# What the task asks
Lay out the lines as a JSON list of strings, one string per line and blank lines omitted, starting with the first line of the source records and going on through the line containing "category-label: 40-49 [541,397,581,416]".

Source records
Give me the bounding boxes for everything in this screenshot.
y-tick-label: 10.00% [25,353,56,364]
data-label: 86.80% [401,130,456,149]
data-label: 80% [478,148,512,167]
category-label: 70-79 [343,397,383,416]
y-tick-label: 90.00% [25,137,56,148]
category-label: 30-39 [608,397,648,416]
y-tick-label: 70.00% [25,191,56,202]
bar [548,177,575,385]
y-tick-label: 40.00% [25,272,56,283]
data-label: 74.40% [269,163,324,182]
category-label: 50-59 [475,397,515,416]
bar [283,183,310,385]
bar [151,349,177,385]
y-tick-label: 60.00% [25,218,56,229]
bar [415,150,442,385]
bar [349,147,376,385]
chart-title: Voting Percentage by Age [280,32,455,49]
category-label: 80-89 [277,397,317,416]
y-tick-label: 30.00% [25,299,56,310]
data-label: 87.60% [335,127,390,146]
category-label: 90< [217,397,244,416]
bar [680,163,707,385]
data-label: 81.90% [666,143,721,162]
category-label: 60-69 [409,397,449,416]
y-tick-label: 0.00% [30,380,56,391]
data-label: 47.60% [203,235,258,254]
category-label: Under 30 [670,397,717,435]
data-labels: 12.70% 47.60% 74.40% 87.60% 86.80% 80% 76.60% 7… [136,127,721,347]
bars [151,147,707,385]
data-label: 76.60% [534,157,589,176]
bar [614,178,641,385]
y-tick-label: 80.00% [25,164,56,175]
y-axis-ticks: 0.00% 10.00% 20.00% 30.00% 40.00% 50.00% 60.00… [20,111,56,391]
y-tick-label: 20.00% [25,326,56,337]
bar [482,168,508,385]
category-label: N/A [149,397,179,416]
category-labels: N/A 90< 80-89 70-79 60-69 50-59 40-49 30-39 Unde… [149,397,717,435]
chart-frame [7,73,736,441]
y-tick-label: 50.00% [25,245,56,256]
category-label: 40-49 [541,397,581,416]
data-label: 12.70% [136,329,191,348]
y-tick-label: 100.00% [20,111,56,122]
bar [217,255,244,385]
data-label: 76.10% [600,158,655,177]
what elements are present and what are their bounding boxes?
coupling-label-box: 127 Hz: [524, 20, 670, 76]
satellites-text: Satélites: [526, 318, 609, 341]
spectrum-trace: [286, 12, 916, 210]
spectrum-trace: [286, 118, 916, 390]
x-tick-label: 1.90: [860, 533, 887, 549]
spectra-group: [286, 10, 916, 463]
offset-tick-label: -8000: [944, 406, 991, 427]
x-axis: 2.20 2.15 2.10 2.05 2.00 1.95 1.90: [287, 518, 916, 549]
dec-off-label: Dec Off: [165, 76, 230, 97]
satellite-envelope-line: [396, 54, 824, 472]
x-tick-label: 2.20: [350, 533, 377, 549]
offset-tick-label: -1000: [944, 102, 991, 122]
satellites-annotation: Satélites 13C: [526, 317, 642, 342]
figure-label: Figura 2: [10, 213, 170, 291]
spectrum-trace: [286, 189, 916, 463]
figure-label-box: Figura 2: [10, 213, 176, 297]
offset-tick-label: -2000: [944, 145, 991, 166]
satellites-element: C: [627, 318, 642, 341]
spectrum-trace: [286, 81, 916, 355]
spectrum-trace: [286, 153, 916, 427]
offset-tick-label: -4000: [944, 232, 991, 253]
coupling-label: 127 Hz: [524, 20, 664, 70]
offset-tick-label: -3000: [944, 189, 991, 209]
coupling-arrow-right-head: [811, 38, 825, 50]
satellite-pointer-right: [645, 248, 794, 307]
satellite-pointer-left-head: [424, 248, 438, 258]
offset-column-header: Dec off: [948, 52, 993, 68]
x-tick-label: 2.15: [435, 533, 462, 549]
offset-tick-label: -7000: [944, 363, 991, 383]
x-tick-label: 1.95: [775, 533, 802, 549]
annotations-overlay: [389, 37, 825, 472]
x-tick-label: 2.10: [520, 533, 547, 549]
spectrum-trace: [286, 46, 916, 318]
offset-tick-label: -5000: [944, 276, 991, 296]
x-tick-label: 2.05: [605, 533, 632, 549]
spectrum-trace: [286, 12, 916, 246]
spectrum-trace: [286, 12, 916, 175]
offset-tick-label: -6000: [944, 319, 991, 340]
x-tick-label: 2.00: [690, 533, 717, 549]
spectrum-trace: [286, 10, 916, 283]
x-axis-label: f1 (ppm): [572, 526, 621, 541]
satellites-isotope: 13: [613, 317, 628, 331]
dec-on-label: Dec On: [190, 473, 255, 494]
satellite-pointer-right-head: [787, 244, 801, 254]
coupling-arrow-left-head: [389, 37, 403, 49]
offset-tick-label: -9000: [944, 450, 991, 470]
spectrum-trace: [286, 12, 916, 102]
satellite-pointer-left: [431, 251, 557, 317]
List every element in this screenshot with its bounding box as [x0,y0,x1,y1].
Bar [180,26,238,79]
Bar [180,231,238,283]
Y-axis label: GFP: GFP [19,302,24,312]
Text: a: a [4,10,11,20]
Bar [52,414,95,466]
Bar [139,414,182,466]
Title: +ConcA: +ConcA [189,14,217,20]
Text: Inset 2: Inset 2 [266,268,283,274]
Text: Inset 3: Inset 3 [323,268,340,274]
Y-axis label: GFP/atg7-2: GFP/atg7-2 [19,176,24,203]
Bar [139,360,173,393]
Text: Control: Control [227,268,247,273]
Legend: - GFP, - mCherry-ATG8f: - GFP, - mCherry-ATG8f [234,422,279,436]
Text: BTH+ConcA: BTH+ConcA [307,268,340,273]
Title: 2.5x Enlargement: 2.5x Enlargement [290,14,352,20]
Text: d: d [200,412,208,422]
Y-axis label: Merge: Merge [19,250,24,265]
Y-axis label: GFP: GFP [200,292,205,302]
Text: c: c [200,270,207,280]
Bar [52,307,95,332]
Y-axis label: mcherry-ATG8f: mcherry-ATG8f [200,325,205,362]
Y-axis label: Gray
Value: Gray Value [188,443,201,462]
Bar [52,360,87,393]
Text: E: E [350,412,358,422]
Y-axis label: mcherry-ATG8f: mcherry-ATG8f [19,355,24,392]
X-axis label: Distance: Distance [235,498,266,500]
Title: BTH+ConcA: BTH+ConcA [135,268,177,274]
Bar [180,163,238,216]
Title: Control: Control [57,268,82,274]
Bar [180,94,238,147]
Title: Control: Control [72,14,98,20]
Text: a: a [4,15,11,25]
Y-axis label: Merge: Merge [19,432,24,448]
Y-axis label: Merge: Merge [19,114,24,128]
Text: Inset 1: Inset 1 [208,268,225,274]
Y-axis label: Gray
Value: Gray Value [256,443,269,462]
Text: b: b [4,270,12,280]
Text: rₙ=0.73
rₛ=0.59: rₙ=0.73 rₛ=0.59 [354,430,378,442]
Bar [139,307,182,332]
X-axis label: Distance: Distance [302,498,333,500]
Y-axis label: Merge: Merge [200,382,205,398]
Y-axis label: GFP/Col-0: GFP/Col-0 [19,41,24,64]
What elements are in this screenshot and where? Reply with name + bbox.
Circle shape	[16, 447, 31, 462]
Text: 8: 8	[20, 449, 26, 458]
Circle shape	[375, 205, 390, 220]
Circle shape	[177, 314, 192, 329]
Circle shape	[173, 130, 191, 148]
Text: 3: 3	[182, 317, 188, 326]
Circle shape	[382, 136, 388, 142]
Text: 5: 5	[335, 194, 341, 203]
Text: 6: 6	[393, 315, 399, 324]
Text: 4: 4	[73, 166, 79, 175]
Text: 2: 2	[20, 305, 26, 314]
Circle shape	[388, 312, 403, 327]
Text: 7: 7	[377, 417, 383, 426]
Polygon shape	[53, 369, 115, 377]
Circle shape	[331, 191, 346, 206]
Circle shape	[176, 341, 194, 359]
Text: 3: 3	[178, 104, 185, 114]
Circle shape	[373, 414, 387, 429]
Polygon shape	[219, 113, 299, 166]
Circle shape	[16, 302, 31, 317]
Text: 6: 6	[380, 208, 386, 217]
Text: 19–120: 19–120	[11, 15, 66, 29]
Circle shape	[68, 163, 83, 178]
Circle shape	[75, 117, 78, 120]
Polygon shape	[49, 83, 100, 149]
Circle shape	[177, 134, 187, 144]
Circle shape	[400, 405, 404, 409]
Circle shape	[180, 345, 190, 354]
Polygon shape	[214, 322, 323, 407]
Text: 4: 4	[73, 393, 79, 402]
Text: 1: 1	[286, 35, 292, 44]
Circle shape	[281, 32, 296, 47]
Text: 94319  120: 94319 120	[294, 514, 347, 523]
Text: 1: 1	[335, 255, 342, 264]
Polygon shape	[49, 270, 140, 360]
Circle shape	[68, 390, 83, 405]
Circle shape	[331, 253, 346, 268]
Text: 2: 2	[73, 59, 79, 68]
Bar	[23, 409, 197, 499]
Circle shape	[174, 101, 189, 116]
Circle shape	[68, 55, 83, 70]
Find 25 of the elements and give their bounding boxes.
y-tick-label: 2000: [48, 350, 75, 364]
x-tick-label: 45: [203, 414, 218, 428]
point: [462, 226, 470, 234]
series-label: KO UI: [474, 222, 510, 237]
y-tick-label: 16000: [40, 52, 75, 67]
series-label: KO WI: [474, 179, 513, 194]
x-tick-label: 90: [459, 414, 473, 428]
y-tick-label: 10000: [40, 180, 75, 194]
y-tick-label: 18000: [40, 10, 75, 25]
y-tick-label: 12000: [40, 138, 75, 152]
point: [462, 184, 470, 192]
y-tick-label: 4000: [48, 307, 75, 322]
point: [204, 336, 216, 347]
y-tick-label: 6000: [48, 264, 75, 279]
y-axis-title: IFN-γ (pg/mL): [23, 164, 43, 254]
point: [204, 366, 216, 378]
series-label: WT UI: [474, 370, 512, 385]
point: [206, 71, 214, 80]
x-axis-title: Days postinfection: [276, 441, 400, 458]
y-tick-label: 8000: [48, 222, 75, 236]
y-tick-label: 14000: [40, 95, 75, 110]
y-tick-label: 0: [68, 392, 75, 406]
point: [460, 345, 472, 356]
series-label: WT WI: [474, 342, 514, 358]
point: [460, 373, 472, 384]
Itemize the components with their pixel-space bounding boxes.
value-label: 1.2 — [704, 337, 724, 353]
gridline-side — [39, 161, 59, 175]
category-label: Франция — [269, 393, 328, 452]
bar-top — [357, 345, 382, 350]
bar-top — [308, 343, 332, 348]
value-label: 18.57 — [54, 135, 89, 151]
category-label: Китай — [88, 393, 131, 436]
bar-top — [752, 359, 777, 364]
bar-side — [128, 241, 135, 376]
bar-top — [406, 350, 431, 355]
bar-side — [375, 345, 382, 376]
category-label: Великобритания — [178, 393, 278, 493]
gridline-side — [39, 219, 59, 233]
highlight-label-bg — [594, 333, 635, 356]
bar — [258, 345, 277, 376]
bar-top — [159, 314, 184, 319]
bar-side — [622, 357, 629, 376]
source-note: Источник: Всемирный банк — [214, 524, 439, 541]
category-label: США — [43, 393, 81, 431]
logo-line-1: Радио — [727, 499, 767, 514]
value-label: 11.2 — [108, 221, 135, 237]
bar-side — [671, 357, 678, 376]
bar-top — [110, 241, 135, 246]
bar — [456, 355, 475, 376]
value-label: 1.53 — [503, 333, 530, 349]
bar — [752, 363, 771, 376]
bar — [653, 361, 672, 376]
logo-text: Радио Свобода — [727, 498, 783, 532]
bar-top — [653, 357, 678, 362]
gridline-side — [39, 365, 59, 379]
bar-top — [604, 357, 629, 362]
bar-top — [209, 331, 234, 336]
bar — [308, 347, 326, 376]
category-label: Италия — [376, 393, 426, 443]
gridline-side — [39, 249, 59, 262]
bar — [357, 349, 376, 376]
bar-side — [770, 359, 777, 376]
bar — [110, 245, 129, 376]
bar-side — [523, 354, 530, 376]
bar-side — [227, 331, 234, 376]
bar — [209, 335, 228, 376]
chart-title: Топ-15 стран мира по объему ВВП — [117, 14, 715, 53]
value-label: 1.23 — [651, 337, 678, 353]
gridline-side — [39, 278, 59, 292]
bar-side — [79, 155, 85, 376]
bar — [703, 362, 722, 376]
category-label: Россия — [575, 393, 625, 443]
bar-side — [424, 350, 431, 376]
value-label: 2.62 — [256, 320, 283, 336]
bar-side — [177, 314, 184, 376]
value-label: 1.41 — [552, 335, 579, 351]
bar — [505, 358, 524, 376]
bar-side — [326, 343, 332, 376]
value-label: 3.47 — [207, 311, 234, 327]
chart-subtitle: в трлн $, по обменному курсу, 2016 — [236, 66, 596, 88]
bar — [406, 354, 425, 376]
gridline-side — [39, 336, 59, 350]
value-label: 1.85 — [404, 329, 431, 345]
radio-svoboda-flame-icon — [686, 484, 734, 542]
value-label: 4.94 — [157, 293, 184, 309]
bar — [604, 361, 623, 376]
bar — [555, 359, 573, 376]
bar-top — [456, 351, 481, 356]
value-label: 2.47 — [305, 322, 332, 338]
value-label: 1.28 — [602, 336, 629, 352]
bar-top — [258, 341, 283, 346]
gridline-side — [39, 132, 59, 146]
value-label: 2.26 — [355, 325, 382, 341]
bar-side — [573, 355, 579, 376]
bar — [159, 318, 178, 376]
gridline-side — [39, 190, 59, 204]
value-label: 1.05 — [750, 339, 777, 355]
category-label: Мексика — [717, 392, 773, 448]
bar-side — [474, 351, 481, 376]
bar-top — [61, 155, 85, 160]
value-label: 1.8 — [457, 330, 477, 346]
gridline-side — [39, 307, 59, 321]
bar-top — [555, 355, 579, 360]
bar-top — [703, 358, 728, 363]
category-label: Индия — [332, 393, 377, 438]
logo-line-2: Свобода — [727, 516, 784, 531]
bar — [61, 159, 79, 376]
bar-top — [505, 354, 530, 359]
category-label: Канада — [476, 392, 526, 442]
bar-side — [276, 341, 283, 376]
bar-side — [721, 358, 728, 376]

# The completed task
[
  "Give me the bounding boxes for everything in this screenshot.",
  "y-tick-label: 10.00% [25,353,56,364]",
  "data-label: 86.80% [401,130,456,149]",
  "data-label: 80% [478,148,512,167]",
  "category-label: 70-79 [343,397,383,416]",
  "y-tick-label: 90.00% [25,137,56,148]",
  "category-label: 30-39 [608,397,648,416]",
  "y-tick-label: 70.00% [25,191,56,202]",
  "bar [548,177,575,385]",
  "y-tick-label: 40.00% [25,272,56,283]",
  "data-label: 74.40% [269,163,324,182]",
  "category-label: 50-59 [475,397,515,416]",
  "bar [283,183,310,385]",
  "bar [151,349,177,385]",
  "y-tick-label: 60.00% [25,218,56,229]",
  "bar [415,150,442,385]",
  "bar [349,147,376,385]",
  "chart-title: Voting Percentage by Age [280,32,455,49]",
  "category-label: 80-89 [277,397,317,416]",
  "y-tick-label: 30.00% [25,299,56,310]",
  "data-label: 87.60% [335,127,390,146]",
  "category-label: 90< [217,397,244,416]",
  "bar [680,163,707,385]",
  "data-label: 81.90% [666,143,721,162]",
  "category-label: 60-69 [409,397,449,416]",
  "y-tick-label: 0.00% [30,380,56,391]",
  "data-label: 47.60% [203,235,258,254]",
  "category-label: Under 30 [670,397,717,435]",
  "data-labels: 12.70% 47.60% 74.40% 87.60% 86.80% 80% 76.60% 7… [136,127,721,347]",
  "bars [151,147,707,385]",
  "data-label: 76.60% [534,157,589,176]",
  "bar [614,178,641,385]",
  "y-tick-label: 80.00% [25,164,56,175]",
  "y-axis-ticks: 0.00% 10.00% 20.00% 30.00% 40.00% 50.00% 60.00… [20,111,56,391]",
  "y-tick-label: 20.00% [25,326,56,337]",
  "bar [482,168,508,385]",
  "category-label: N/A [149,397,179,416]",
  "category-labels: N/A 90< 80-89 70-79 60-69 50-59 40-49 30-39 Unde… [149,397,717,435]",
  "chart-frame [7,73,736,441]",
  "y-tick-label: 50.00% [25,245,56,256]",
  "category-label: 40-49 [541,397,581,416]"
]